### TASK STATEMENT
Below are some entries; can you quote all of them exactly?

### LISTED RECORDS
________________________________________

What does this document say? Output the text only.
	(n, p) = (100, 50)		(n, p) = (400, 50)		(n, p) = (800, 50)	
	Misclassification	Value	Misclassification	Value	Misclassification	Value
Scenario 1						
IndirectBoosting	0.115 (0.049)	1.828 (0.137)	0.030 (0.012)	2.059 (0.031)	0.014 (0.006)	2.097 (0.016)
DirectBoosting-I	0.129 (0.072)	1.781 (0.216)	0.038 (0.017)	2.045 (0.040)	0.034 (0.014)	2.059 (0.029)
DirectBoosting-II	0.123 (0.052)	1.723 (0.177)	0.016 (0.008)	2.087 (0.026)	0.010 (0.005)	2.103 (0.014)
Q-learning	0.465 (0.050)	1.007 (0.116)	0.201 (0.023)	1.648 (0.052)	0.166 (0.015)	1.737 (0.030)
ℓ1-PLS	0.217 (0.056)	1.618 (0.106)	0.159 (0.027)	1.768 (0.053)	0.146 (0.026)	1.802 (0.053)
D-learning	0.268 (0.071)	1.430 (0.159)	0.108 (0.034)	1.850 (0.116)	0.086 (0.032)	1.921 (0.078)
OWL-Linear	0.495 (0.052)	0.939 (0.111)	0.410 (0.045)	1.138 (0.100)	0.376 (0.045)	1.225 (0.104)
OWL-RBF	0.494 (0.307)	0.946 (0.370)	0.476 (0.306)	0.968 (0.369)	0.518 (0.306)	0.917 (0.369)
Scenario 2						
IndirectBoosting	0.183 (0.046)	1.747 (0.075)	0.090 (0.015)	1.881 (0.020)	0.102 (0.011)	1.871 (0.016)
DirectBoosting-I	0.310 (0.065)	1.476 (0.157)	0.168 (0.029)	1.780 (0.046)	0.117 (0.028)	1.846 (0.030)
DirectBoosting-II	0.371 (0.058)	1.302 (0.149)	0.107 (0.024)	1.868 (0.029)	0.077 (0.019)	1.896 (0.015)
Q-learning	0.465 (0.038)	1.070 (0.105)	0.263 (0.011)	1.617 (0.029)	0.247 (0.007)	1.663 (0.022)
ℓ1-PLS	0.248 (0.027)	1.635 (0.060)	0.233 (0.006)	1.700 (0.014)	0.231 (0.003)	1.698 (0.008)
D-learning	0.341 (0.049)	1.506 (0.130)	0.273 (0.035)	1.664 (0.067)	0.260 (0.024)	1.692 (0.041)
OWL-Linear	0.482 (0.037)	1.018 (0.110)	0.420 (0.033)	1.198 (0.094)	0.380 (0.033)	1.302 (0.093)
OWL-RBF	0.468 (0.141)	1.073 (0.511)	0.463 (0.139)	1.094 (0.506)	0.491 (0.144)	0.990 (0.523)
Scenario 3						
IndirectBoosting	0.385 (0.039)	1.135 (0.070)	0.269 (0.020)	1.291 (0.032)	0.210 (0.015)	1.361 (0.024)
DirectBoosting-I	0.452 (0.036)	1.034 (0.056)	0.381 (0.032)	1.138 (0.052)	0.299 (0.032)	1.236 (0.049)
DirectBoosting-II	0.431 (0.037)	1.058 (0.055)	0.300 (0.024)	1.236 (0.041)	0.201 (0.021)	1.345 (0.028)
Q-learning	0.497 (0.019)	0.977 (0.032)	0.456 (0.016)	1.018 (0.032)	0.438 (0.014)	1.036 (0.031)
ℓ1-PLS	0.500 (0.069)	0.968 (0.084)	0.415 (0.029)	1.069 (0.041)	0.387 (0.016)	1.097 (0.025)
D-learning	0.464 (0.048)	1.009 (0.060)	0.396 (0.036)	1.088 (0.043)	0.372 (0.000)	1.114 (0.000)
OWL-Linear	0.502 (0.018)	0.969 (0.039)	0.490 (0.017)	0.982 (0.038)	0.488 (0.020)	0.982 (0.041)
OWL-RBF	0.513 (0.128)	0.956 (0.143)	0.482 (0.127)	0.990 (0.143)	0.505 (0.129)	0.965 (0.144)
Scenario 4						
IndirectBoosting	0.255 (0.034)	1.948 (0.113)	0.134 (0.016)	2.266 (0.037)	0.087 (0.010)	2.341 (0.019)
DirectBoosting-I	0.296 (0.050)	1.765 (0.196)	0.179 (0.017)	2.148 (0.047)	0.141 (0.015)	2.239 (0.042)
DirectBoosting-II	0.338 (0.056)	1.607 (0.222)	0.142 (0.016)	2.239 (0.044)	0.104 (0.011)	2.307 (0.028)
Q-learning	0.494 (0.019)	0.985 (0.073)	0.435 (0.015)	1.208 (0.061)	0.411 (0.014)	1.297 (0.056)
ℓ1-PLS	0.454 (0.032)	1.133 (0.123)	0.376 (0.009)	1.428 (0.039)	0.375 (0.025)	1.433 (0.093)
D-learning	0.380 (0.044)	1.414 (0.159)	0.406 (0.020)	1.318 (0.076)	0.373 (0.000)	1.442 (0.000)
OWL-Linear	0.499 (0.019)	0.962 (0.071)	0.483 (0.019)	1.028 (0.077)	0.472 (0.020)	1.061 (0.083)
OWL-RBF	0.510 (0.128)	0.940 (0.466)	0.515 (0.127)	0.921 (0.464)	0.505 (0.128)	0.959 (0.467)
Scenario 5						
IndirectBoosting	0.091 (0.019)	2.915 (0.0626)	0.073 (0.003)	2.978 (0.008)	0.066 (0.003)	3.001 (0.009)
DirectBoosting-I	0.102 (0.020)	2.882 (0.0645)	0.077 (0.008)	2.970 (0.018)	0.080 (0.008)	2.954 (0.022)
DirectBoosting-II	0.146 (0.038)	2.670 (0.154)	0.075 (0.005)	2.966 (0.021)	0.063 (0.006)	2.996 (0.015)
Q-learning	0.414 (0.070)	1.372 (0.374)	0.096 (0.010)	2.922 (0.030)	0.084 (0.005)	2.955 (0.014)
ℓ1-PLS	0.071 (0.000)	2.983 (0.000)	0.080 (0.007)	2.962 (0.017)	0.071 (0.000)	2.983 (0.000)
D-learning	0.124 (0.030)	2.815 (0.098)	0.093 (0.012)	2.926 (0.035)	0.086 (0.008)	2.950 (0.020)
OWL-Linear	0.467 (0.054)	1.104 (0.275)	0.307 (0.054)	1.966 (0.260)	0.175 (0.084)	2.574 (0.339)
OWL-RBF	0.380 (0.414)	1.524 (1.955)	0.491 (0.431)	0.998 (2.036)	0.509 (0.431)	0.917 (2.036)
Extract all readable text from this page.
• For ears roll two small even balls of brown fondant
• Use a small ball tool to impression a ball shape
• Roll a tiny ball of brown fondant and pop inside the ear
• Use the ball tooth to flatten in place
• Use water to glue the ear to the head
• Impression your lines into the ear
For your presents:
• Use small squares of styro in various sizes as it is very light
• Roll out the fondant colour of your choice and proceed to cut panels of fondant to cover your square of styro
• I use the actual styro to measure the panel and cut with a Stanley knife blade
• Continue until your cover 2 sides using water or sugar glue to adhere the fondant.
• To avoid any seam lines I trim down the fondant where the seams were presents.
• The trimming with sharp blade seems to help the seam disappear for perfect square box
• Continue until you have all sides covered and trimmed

________________________________________

### SOLUTION FOR THIS EXERCISE
What does this document say? Output the text only.
	(n, p) = (100, 50)		(n, p) = (400, 50)		(n, p) = (800, 50)	
	Misclassification	Value	Misclassification	Value	Misclassification	Value
Scenario 1						
IndirectBoosting	0.115 (0.049)	1.828 (0.137)	0.030 (0.012)	2.059 (0.031)	0.014 (0.006)	2.097 (0.016)
DirectBoosting-I	0.129 (0.072)	1.781 (0.216)	0.038 (0.017)	2.045 (0.040)	0.034 (0.014)	2.059 (0.029)
DirectBoosting-II	0.123 (0.052)	1.723 (0.177)	0.016 (0.008)	2.087 (0.026)	0.010 (0.005)	2.103 (0.014)
Q-learning	0.465 (0.050)	1.007 (0.116)	0.201 (0.023)	1.648 (0.052)	0.166 (0.015)	1.737 (0.030)
ℓ1-PLS	0.217 (0.056)	1.618 (0.106)	0.159 (0.027)	1.768 (0.053)	0.146 (0.026)	1.802 (0.053)
D-learning	0.268 (0.071)	1.430 (0.159)	0.108 (0.034)	1.850 (0.116)	0.086 (0.032)	1.921 (0.078)
OWL-Linear	0.495 (0.052)	0.939 (0.111)	0.410 (0.045)	1.138 (0.100)	0.376 (0.045)	1.225 (0.104)
OWL-RBF	0.494 (0.307)	0.946 (0.370)	0.476 (0.306)	0.968 (0.369)	0.518 (0.306)	0.917 (0.369)
Scenario 2						
IndirectBoosting	0.183 (0.046)	1.747 (0.075)	0.090 (0.015)	1.881 (0.020)	0.102 (0.011)	1.871 (0.016)
DirectBoosting-I	0.310 (0.065)	1.476 (0.157)	0.168 (0.029)	1.780 (0.046)	0.117 (0.028)	1.846 (0.030)
DirectBoosting-II	0.371 (0.058)	1.302 (0.149)	0.107 (0.024)	1.868 (0.029)	0.077 (0.019)	1.896 (0.015)
Q-learning	0.465 (0.038)	1.070 (0.105)	0.263 (0.011)	1.617 (0.029)	0.247 (0.007)	1.663 (0.022)
ℓ1-PLS	0.248 (0.027)	1.635 (0.060)	0.233 (0.006)	1.700 (0.014)	0.231 (0.003)	1.698 (0.008)
D-learning	0.341 (0.049)	1.506 (0.130)	0.273 (0.035)	1.664 (0.067)	0.260 (0.024)	1.692 (0.041)
OWL-Linear	0.482 (0.037)	1.018 (0.110)	0.420 (0.033)	1.198 (0.094)	0.380 (0.033)	1.302 (0.093)
OWL-RBF	0.468 (0.141)	1.073 (0.511)	0.463 (0.139)	1.094 (0.506)	0.491 (0.144)	0.990 (0.523)
Scenario 3						
IndirectBoosting	0.385 (0.039)	1.135 (0.070)	0.269 (0.020)	1.291 (0.032)	0.210 (0.015)	1.361 (0.024)
DirectBoosting-I	0.452 (0.036)	1.034 (0.056)	0.381 (0.032)	1.138 (0.052)	0.299 (0.032)	1.236 (0.049)
DirectBoosting-II	0.431 (0.037)	1.058 (0.055)	0.300 (0.024)	1.236 (0.041)	0.201 (0.021)	1.345 (0.028)
Q-learning	0.497 (0.019)	0.977 (0.032)	0.456 (0.016)	1.018 (0.032)	0.438 (0.014)	1.036 (0.031)
ℓ1-PLS	0.500 (0.069)	0.968 (0.084)	0.415 (0.029)	1.069 (0.041)	0.387 (0.016)	1.097 (0.025)
D-learning	0.464 (0.048)	1.009 (0.060)	0.396 (0.036)	1.088 (0.043)	0.372 (0.000)	1.114 (0.000)
OWL-Linear	0.502 (0.018)	0.969 (0.039)	0.490 (0.017)	0.982 (0.038)	0.488 (0.020)	0.982 (0.041)
OWL-RBF	0.513 (0.128)	0.956 (0.143)	0.482 (0.127)	0.990 (0.143)	0.505 (0.129)	0.965 (0.144)
Scenario 4						
IndirectBoosting	0.255 (0.034)	1.948 (0.113)	0.134 (0.016)	2.266 (0.037)	0.087 (0.010)	2.341 (0.019)
DirectBoosting-I	0.296 (0.050)	1.765 (0.196)	0.179 (0.017)	2.148 (0.047)	0.141 (0.015)	2.239 (0.042)
DirectBoosting-II	0.338 (0.056)	1.607 (0.222)	0.142 (0.016)	2.239 (0.044)	0.104 (0.011)	2.307 (0.028)
Q-learning	0.494 (0.019)	0.985 (0.073)	0.435 (0.015)	1.208 (0.061)	0.411 (0.014)	1.297 (0.056)
ℓ1-PLS	0.454 (0.032)	1.133 (0.123)	0.376 (0.009)	1.428 (0.039)	0.375 (0.025)	1.433 (0.093)
D-learning	0.380 (0.044)	1.414 (0.159)	0.406 (0.020)	1.318 (0.076)	0.373 (0.000)	1.442 (0.000)
OWL-Linear	0.499 (0.019)	0.962 (0.071)	0.483 (0.019)	1.028 (0.077)	0.472 (0.020)	1.061 (0.083)
OWL-RBF	0.510 (0.128)	0.940 (0.466)	0.515 (0.127)	0.921 (0.464)	0.505 (0.128)	0.959 (0.467)
Scenario 5						
IndirectBoosting	0.091 (0.019)	2.915 (0.0626)	0.073 (0.003)	2.978 (0.008)	0.066 (0.003)	3.001 (0.009)
DirectBoosting-I	0.102 (0.020)	2.882 (0.0645)	0.077 (0.008)	2.970 (0.018)	0.080 (0.008)	2.954 (0.022)
DirectBoosting-II	0.146 (0.038)	2.670 (0.154)	0.075 (0.005)	2.966 (0.021)	0.063 (0.006)	2.996 (0.015)
Q-learning	0.414 (0.070)	1.372 (0.374)	0.096 (0.010)	2.922 (0.030)	0.084 (0.005)	2.955 (0.014)
ℓ1-PLS	0.071 (0.000)	2.983 (0.000)	0.080 (0.007)	2.962 (0.017)	0.071 (0.000)	2.983 (0.000)
D-learning	0.124 (0.030)	2.815 (0.098)	0.093 (0.012)	2.926 (0.035)	0.086 (0.008)	2.950 (0.020)
OWL-Linear	0.467 (0.054)	1.104 (0.275)	0.307 (0.054)	1.966 (0.260)	0.175 (0.084)	2.574 (0.339)
OWL-RBF	0.380 (0.414)	1.524 (1.955)	0.491 (0.431)	0.998 (2.036)	0.509 (0.431)	0.917 (2.036)
Extract all readable text from this page.
• For ears roll two small even balls of brown fondant
• Use a small ball tool to impression a ball shape
• Roll a tiny ball of brown fondant and pop inside the ear
• Use the ball tooth to flatten in place
• Use water to glue the ear to the head
• Impression your lines into the ear
For your presents:
• Use small squares of styro in various sizes as it is very light
• Roll out the fondant colour of your choice and proceed to cut panels of fondant to cover your square of styro
• I use the actual styro to measure the panel and cut with a Stanley knife blade
• Continue until your cover 2 sides using water or sugar glue to adhere the fondant.
• To avoid any seam lines I trim down the fondant where the seams were presents.
• The trimming with sharp blade seems to help the seam disappear for perfect square box
• Continue until you have all sides covered and trimmed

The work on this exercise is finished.